▶ WHAT YOU SHOULD DO:
How many of the lines below hold the word "مبادله"? Answer only with the number.

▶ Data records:
★ ★ ★ ★ ★
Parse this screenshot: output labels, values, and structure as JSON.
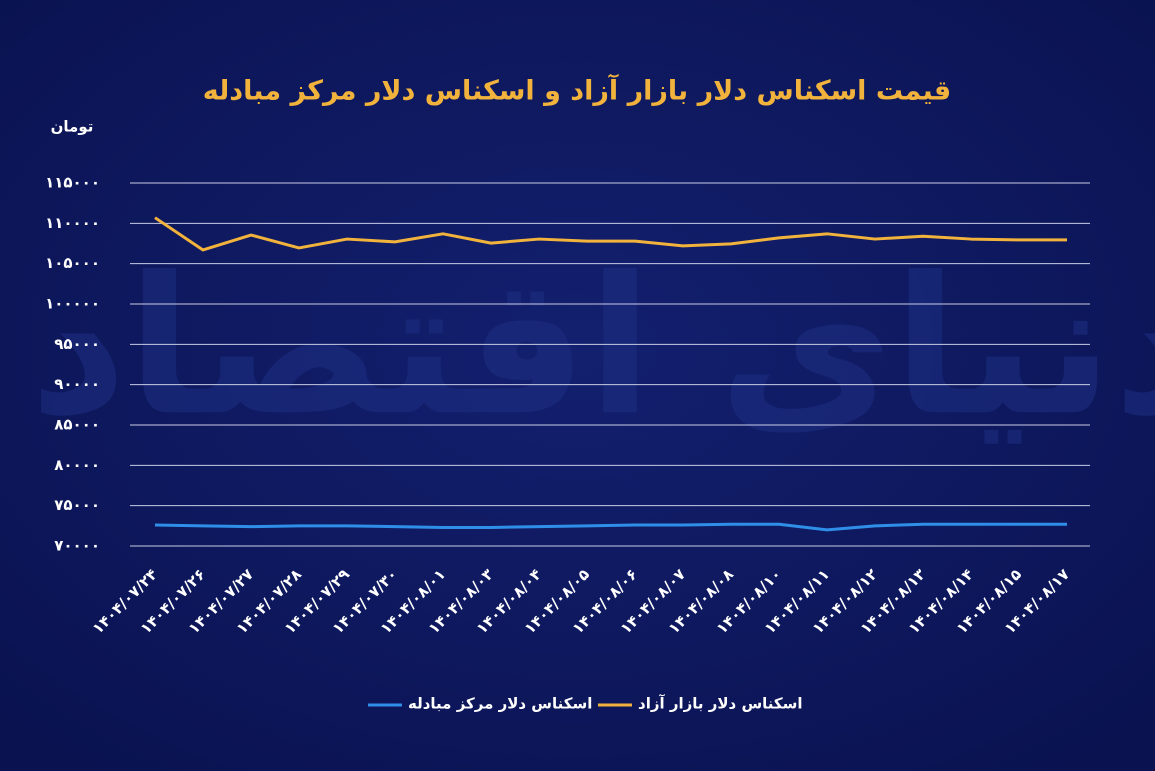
{
  "chart_data": {
    "type": "line",
    "title": "قیمت اسکناس دلار بازار آزاد و اسکناس دلار مرکز مبادله",
    "y_label": "تومان",
    "watermark": "دنیای اقتصاد",
    "categories": [
      "۱۴۰۴/۰۷/۲۴",
      "۱۴۰۴/۰۷/۲۶",
      "۱۴۰۴/۰۷/۲۷",
      "۱۴۰۴/۰۷/۲۸",
      "۱۴۰۴/۰۷/۲۹",
      "۱۴۰۴/۰۷/۳۰",
      "۱۴۰۴/۰۸/۰۱",
      "۱۴۰۴/۰۸/۰۳",
      "۱۴۰۴/۰۸/۰۴",
      "۱۴۰۴/۰۸/۰۵",
      "۱۴۰۴/۰۸/۰۶",
      "۱۴۰۴/۰۸/۰۷",
      "۱۴۰۴/۰۸/۰۸",
      "۱۴۰۴/۰۸/۱۰",
      "۱۴۰۴/۰۸/۱۱",
      "۱۴۰۴/۰۸/۱۲",
      "۱۴۰۴/۰۸/۱۳",
      "۱۴۰۴/۰۸/۱۴",
      "۱۴۰۴/۰۸/۱۵",
      "۱۴۰۴/۰۸/۱۷"
    ],
    "series": [
      {
        "name": "اسکناس دلار بازار آزاد",
        "color": "#f2b33d",
        "values": [
          110700,
          106700,
          108550,
          106950,
          108050,
          107700,
          108700,
          107550,
          108050,
          107800,
          107800,
          107200,
          107450,
          108200,
          108700,
          108050,
          108400,
          108050,
          107950,
          107950
        ]
      },
      {
        "name": "اسکناس دلار مرکز مبادله",
        "color": "#2f8fe8",
        "values": [
          72600,
          72500,
          72400,
          72500,
          72500,
          72400,
          72300,
          72300,
          72400,
          72500,
          72600,
          72600,
          72700,
          72700,
          72000,
          72500,
          72700,
          72700,
          72700,
          72700
        ]
      }
    ],
    "ylim": [
      70000,
      115000
    ],
    "yticks": [
      {
        "value": 70000,
        "label": "۷۰۰۰۰"
      },
      {
        "value": 75000,
        "label": "۷۵۰۰۰"
      },
      {
        "value": 80000,
        "label": "۸۰۰۰۰"
      },
      {
        "value": 85000,
        "label": "۸۵۰۰۰"
      },
      {
        "value": 90000,
        "label": "۹۰۰۰۰"
      },
      {
        "value": 95000,
        "label": "۹۵۰۰۰"
      },
      {
        "value": 100000,
        "label": "۱۰۰۰۰۰"
      },
      {
        "value": 105000,
        "label": "۱۰۵۰۰۰"
      },
      {
        "value": 110000,
        "label": "۱۱۰۰۰۰"
      },
      {
        "value": 115000,
        "label": "۱۱۵۰۰۰"
      }
    ],
    "grid": true
  }
}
★ ★ ★ ★ ★
▶ CORRECT RESULT:
2